**Written instruction**
Can you repeat the records from the start of the records through the line that contains "video-player[interactable]: TC bbox=[261, 89, 940, 639]", swapping "bookmark-item" for "bookmark-link" and leaving everything else as it is?
### Extracted records ###
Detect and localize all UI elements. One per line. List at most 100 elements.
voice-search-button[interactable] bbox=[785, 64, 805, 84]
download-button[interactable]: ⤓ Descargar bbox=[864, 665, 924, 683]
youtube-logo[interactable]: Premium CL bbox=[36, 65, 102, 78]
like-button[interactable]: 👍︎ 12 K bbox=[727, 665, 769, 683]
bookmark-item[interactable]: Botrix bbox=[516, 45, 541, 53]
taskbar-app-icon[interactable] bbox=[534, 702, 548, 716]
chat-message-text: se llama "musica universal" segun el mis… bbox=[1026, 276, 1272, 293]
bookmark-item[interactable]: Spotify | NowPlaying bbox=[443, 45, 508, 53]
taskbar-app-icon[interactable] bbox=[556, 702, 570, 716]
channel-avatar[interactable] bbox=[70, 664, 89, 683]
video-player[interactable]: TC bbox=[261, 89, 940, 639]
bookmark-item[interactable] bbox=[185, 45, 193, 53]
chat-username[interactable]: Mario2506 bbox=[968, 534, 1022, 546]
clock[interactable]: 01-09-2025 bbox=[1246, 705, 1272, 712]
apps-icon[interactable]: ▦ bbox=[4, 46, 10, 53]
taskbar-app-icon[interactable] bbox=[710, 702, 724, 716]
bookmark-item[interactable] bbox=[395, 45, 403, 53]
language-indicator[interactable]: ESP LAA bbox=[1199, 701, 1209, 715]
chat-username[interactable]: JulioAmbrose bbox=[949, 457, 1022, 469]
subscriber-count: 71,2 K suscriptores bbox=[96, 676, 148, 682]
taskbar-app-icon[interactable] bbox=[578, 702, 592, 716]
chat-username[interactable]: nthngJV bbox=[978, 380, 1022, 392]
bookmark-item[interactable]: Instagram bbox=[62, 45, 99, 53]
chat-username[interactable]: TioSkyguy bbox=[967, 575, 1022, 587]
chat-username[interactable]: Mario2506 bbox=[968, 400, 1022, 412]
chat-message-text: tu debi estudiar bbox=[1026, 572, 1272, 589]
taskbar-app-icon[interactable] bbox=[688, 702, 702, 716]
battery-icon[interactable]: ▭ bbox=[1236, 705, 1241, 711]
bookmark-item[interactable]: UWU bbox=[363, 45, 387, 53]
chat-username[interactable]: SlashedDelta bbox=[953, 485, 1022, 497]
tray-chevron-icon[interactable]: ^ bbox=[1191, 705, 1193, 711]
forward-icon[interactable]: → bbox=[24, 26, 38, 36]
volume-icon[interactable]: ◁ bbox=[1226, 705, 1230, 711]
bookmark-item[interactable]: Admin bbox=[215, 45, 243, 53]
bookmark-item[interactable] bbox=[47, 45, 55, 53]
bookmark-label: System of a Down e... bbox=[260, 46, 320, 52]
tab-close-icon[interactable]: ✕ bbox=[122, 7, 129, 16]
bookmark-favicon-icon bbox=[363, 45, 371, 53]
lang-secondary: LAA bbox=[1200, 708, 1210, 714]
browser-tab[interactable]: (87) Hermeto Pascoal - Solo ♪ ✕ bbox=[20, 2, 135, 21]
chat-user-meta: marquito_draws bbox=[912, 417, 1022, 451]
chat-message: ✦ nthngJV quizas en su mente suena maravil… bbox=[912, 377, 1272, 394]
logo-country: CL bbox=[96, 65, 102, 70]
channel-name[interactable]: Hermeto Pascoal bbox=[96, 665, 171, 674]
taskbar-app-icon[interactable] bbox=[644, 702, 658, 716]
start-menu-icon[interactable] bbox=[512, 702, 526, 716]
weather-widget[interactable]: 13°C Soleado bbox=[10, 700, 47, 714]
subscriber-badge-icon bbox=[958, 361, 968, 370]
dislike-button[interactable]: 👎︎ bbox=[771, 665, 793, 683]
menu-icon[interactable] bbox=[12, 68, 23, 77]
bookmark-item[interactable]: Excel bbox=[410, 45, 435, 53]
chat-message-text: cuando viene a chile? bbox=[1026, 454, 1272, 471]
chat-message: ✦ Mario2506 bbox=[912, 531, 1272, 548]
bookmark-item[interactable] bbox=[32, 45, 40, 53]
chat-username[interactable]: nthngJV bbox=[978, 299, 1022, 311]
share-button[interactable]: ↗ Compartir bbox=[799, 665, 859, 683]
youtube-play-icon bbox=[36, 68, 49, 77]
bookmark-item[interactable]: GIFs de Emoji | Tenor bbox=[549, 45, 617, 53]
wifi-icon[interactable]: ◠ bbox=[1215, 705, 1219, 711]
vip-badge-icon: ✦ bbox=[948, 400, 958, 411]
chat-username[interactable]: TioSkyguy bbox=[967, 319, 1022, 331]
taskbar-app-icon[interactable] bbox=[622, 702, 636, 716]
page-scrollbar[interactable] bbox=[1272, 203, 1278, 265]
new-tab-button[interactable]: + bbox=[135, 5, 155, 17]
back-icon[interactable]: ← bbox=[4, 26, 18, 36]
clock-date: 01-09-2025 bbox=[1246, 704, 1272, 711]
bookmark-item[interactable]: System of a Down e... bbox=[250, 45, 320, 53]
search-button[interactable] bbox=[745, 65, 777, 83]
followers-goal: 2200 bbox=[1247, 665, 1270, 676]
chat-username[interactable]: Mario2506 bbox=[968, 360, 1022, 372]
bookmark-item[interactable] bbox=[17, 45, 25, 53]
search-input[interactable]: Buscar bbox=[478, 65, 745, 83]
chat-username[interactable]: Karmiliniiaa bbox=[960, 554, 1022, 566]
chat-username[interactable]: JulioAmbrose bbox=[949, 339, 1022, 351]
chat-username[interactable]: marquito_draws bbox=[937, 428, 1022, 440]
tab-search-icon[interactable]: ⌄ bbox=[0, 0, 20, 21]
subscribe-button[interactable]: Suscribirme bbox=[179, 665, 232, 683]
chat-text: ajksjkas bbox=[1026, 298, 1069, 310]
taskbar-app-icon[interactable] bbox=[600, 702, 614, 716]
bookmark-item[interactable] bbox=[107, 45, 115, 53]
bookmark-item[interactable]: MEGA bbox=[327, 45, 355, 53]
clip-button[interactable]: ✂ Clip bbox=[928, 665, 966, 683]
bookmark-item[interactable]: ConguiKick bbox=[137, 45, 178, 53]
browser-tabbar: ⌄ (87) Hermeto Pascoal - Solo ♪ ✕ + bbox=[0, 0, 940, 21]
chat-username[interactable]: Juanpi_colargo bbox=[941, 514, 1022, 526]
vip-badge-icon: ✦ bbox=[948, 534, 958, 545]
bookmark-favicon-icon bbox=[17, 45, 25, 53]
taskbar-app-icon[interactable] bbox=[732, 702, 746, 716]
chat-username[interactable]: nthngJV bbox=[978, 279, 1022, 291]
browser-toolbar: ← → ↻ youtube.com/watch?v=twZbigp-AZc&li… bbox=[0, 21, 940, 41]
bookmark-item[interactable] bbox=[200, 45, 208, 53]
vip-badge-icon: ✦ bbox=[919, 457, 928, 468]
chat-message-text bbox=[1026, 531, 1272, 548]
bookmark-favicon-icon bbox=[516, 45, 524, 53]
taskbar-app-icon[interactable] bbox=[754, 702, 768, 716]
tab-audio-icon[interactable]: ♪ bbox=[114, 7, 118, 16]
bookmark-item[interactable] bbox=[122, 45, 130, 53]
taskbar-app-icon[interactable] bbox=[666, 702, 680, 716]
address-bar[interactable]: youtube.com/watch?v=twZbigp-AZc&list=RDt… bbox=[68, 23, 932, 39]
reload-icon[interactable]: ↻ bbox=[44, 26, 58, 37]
###
**Exercise solution**
Detect and localize all UI elements. One per line. List at most 100 elements.
voice-search-button[interactable] bbox=[785, 64, 805, 84]
download-button[interactable]: ⤓ Descargar bbox=[864, 665, 924, 683]
youtube-logo[interactable]: Premium CL bbox=[36, 65, 102, 78]
like-button[interactable]: 👍︎ 12 K bbox=[727, 665, 769, 683]
bookmark-link[interactable]: Botrix bbox=[516, 45, 541, 53]
taskbar-app-icon[interactable] bbox=[534, 702, 548, 716]
chat-message-text: se llama "musica universal" segun el mis… bbox=[1026, 276, 1272, 293]
bookmark-link[interactable]: Spotify | NowPlaying bbox=[443, 45, 508, 53]
taskbar-app-icon[interactable] bbox=[556, 702, 570, 716]
channel-avatar[interactable] bbox=[70, 664, 89, 683]
video-player[interactable]: TC bbox=[261, 89, 940, 639]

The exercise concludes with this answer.